* _REQUIRED WORK_:
Work out how many lines in the data hold the word "Efficiency", and reply with that number only.

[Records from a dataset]
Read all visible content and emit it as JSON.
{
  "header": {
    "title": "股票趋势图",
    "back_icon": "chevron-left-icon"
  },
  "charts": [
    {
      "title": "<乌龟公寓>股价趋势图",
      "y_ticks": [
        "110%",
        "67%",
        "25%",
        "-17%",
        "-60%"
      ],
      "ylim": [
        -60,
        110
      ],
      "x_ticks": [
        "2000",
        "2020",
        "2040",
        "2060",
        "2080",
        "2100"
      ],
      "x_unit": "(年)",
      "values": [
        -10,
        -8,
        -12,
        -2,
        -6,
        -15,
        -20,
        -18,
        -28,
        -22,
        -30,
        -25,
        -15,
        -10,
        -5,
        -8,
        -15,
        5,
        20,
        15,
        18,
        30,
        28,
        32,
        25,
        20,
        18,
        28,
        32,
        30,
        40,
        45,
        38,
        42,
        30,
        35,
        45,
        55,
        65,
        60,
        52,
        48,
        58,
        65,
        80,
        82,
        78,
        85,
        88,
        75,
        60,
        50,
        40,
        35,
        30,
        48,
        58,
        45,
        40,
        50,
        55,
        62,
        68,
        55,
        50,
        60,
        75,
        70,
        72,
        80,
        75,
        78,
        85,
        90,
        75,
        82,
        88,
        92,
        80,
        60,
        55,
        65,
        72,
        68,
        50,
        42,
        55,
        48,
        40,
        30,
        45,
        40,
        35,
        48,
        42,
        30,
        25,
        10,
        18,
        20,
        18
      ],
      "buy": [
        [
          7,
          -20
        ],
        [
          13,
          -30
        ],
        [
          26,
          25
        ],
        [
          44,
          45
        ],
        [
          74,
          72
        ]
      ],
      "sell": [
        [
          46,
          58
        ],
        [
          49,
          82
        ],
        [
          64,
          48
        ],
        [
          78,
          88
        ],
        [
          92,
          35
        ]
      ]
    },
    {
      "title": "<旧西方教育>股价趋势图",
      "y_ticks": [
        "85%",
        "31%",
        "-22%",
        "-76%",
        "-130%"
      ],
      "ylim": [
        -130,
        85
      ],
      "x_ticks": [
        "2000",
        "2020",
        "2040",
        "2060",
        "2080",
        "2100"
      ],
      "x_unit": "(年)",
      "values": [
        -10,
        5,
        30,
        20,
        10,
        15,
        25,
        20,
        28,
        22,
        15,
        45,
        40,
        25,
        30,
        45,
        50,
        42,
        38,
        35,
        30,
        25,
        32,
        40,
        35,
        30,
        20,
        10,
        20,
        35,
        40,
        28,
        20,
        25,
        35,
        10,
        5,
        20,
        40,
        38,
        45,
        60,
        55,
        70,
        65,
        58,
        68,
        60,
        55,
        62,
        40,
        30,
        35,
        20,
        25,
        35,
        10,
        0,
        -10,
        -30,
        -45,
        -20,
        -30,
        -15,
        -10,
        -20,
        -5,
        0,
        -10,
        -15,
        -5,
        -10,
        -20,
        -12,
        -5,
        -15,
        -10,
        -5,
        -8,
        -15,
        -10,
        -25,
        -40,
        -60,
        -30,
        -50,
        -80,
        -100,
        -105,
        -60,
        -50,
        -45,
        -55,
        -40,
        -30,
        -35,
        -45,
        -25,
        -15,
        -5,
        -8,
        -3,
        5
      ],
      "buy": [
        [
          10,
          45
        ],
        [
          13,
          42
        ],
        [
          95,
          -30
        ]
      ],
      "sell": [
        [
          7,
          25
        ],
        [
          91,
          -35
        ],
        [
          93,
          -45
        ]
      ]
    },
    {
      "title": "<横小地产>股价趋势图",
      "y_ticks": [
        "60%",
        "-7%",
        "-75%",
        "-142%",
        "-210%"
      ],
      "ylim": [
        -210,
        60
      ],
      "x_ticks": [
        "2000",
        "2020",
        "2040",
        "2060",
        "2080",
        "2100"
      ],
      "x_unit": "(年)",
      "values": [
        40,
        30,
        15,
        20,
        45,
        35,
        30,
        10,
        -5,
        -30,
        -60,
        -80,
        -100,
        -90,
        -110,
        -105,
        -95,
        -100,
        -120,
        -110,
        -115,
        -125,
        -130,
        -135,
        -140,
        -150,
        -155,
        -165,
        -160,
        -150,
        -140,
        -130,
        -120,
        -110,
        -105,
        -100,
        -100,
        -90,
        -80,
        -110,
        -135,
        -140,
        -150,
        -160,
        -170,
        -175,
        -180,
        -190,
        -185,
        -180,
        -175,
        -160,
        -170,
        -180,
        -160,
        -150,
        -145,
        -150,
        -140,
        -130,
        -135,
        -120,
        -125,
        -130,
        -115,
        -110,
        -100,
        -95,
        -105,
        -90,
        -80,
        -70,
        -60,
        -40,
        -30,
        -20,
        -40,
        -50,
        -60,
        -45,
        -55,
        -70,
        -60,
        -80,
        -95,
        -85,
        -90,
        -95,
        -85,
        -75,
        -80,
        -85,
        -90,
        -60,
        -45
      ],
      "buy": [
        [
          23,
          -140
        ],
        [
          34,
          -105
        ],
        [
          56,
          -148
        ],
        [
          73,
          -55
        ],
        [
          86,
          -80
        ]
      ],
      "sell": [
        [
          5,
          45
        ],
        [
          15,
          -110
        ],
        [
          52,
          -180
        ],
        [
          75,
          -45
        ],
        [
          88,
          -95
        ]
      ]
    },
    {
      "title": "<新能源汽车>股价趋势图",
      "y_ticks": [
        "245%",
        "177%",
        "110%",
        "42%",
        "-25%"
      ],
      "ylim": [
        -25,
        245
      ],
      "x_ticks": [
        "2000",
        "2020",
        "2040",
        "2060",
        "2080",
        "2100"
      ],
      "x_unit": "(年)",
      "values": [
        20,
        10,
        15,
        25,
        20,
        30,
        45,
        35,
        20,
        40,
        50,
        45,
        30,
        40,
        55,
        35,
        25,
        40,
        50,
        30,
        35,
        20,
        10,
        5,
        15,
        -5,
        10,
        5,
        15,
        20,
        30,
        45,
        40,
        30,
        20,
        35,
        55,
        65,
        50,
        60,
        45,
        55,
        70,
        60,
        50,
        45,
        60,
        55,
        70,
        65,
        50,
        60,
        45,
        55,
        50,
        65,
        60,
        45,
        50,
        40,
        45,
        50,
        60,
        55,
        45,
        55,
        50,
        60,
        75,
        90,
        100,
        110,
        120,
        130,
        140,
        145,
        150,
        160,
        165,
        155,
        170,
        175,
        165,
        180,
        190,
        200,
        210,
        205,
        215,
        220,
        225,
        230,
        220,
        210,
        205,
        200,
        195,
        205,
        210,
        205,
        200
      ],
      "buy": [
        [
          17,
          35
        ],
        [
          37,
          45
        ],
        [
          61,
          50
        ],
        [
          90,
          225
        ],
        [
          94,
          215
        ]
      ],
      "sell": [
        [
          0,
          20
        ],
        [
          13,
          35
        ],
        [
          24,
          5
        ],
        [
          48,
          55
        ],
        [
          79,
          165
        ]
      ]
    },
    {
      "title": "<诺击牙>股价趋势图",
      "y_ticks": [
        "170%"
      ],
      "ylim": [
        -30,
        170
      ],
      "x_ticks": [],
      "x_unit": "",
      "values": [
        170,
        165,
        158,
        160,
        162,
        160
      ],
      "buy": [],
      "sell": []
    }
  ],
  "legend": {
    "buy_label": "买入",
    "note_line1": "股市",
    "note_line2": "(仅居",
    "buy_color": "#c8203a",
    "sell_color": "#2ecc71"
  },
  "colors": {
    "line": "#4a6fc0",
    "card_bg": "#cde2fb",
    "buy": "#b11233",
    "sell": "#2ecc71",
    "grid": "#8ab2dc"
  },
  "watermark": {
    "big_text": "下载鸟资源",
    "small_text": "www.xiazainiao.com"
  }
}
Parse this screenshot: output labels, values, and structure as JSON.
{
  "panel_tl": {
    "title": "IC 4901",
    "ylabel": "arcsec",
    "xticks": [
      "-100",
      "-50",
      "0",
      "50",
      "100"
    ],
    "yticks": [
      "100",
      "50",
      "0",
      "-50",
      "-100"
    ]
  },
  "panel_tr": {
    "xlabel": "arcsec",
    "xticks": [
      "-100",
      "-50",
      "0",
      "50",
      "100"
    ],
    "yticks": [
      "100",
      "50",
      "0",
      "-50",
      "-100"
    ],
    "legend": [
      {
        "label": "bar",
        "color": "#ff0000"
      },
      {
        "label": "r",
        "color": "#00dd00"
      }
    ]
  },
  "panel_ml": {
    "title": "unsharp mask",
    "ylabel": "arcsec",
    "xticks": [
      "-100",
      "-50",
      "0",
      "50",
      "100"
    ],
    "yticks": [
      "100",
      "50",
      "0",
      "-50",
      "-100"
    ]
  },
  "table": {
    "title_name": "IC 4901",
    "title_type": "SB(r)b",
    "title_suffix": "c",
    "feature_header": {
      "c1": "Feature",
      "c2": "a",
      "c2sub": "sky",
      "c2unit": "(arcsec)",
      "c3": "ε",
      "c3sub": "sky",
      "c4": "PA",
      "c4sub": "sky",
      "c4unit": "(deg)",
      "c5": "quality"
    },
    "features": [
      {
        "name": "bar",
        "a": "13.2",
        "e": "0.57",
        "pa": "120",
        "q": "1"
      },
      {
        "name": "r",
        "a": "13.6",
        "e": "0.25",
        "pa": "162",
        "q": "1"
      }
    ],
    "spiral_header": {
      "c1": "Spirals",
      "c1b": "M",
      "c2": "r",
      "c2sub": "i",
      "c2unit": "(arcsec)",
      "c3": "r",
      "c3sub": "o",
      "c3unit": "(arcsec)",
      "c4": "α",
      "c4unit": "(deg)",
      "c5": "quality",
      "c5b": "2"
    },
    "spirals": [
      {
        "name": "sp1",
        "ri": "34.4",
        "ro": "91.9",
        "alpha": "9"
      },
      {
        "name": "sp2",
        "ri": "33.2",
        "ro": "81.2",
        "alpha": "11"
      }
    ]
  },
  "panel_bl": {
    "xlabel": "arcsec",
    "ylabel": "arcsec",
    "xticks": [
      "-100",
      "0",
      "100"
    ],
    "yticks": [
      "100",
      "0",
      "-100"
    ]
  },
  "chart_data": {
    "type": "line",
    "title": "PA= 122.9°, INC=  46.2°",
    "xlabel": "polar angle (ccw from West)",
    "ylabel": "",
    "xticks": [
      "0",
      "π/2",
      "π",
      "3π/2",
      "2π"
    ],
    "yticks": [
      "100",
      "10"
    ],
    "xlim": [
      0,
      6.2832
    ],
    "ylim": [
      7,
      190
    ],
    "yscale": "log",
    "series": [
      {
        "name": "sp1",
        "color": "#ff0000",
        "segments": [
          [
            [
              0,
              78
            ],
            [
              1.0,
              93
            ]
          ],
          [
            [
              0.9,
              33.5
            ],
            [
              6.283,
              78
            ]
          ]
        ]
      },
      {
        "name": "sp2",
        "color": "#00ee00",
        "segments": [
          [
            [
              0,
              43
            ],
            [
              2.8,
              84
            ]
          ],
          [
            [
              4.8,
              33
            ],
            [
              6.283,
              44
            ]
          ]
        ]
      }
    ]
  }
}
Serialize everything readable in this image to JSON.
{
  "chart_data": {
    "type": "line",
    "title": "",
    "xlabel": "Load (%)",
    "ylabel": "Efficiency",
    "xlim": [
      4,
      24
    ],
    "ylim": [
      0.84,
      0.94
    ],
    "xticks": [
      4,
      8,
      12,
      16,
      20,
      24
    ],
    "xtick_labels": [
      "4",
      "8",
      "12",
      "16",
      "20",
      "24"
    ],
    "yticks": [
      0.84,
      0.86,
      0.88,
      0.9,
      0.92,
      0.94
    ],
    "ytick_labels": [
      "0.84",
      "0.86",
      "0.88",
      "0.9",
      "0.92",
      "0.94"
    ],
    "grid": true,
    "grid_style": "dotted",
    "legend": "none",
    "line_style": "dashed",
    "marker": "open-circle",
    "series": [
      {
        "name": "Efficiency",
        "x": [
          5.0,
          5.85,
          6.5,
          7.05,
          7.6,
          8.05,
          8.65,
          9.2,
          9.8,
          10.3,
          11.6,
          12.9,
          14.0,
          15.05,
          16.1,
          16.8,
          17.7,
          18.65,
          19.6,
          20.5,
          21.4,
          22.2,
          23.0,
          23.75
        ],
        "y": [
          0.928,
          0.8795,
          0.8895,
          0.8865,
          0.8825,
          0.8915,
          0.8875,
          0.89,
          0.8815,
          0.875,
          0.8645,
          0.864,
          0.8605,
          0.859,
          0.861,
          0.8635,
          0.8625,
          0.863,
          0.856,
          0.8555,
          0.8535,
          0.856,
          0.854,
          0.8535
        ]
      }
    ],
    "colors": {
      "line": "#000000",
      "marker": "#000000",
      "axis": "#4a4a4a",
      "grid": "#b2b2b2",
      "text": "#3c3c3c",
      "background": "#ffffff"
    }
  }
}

* _SOLUTION TO THE EXERCISE_:
2